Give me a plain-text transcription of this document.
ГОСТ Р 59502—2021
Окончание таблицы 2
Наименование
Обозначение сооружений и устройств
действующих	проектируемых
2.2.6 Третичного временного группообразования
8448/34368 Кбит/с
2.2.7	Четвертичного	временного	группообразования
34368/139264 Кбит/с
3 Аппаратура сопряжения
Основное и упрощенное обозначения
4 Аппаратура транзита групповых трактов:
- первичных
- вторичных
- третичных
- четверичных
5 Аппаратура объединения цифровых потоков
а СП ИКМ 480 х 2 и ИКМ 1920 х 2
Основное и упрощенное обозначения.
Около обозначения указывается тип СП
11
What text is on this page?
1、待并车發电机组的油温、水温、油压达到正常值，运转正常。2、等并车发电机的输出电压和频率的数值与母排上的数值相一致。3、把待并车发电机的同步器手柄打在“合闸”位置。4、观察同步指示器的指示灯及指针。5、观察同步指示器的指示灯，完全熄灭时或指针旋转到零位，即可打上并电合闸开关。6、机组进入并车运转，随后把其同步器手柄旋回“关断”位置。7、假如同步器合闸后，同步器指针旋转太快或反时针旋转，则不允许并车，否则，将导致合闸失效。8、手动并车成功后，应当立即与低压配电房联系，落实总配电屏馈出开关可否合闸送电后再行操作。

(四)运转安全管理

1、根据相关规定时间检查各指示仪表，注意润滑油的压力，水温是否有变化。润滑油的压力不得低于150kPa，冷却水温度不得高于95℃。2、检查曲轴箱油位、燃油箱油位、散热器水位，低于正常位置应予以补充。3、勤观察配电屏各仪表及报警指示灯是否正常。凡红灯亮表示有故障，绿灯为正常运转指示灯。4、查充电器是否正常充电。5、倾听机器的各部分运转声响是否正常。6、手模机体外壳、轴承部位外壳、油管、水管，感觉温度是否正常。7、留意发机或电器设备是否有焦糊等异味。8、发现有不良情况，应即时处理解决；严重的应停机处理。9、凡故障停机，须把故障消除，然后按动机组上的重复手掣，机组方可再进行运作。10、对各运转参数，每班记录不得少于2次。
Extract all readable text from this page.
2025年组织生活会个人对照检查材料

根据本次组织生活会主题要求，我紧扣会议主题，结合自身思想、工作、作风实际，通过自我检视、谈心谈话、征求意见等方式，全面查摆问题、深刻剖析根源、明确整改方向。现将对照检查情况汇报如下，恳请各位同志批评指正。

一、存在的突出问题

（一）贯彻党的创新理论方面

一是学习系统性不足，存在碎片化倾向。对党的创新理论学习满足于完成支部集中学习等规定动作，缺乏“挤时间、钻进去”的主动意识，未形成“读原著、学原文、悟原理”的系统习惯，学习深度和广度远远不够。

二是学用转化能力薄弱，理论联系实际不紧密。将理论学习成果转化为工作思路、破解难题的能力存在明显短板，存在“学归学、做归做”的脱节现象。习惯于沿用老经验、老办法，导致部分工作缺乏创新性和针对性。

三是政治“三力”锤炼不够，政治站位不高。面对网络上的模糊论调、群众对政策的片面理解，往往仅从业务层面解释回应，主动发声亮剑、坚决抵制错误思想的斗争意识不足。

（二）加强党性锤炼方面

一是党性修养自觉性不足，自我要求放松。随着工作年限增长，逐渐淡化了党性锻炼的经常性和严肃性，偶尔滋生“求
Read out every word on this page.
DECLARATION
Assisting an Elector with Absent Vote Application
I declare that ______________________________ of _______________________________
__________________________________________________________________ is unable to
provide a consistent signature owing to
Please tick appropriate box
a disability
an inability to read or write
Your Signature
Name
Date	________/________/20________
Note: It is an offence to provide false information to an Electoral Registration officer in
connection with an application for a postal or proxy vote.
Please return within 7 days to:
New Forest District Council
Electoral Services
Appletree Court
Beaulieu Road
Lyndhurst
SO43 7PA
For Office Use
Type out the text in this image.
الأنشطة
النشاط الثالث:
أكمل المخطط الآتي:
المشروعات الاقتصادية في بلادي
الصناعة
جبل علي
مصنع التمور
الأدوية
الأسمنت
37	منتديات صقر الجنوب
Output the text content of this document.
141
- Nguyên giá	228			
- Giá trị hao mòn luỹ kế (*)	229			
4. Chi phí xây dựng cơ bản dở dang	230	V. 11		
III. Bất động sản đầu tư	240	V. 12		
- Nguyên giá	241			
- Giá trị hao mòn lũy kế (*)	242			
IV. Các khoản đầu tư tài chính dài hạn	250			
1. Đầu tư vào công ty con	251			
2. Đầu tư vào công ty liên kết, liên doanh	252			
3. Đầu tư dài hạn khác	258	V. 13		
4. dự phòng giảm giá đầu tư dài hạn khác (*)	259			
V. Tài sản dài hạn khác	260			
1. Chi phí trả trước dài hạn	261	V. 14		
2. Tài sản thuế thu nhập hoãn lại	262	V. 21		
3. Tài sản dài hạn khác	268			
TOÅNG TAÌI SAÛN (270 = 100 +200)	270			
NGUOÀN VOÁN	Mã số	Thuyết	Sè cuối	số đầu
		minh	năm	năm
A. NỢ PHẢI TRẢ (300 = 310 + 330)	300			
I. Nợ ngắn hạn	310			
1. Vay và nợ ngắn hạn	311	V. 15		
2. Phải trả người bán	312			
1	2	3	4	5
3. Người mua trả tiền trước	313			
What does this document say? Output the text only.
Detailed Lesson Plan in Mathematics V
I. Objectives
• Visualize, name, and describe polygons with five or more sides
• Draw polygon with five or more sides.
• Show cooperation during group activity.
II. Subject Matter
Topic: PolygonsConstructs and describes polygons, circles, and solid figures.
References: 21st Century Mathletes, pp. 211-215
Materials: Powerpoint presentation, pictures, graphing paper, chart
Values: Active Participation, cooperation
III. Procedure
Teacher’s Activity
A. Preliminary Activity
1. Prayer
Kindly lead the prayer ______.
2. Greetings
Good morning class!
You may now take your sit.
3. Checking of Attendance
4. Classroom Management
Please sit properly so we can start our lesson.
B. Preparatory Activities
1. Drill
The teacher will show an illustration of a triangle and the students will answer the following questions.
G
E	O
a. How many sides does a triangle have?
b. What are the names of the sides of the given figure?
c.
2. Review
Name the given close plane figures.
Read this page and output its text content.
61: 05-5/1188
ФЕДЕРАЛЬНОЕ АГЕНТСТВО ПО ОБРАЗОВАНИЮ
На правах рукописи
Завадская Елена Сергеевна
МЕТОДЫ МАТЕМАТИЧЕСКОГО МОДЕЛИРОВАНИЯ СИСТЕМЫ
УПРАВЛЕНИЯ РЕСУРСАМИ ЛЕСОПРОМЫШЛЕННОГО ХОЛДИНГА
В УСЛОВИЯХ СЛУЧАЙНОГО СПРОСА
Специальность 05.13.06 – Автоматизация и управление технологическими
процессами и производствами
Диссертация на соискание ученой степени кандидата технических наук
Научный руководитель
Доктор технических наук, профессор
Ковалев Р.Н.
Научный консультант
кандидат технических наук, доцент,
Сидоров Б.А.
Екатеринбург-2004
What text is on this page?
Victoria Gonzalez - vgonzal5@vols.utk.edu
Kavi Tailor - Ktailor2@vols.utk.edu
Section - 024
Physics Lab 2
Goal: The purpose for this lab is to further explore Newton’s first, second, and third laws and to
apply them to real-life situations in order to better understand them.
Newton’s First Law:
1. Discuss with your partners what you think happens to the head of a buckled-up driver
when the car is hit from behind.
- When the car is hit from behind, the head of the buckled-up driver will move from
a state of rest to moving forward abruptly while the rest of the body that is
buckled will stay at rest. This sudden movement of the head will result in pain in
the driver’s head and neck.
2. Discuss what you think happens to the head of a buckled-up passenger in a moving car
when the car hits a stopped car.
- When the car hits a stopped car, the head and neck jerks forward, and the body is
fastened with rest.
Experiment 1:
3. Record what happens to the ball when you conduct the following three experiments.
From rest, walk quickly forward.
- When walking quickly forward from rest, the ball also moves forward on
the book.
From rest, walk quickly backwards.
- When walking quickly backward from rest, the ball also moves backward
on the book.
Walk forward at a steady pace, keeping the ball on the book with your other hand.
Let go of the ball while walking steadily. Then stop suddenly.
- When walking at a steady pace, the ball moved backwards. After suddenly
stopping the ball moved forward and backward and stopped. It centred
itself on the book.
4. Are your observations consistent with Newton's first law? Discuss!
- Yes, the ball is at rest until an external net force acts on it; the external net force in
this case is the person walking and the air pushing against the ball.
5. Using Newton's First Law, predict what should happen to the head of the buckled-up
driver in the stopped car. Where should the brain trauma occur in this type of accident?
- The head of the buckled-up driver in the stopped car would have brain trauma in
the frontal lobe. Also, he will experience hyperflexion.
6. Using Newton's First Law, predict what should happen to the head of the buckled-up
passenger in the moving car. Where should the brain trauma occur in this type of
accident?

************

◆ WHAT YOU WILL DO:
Gather each line that holds "cooperation".

◆ RESULT BELOW:
• Show cooperation during group activity.
Values: Active Participation, cooperation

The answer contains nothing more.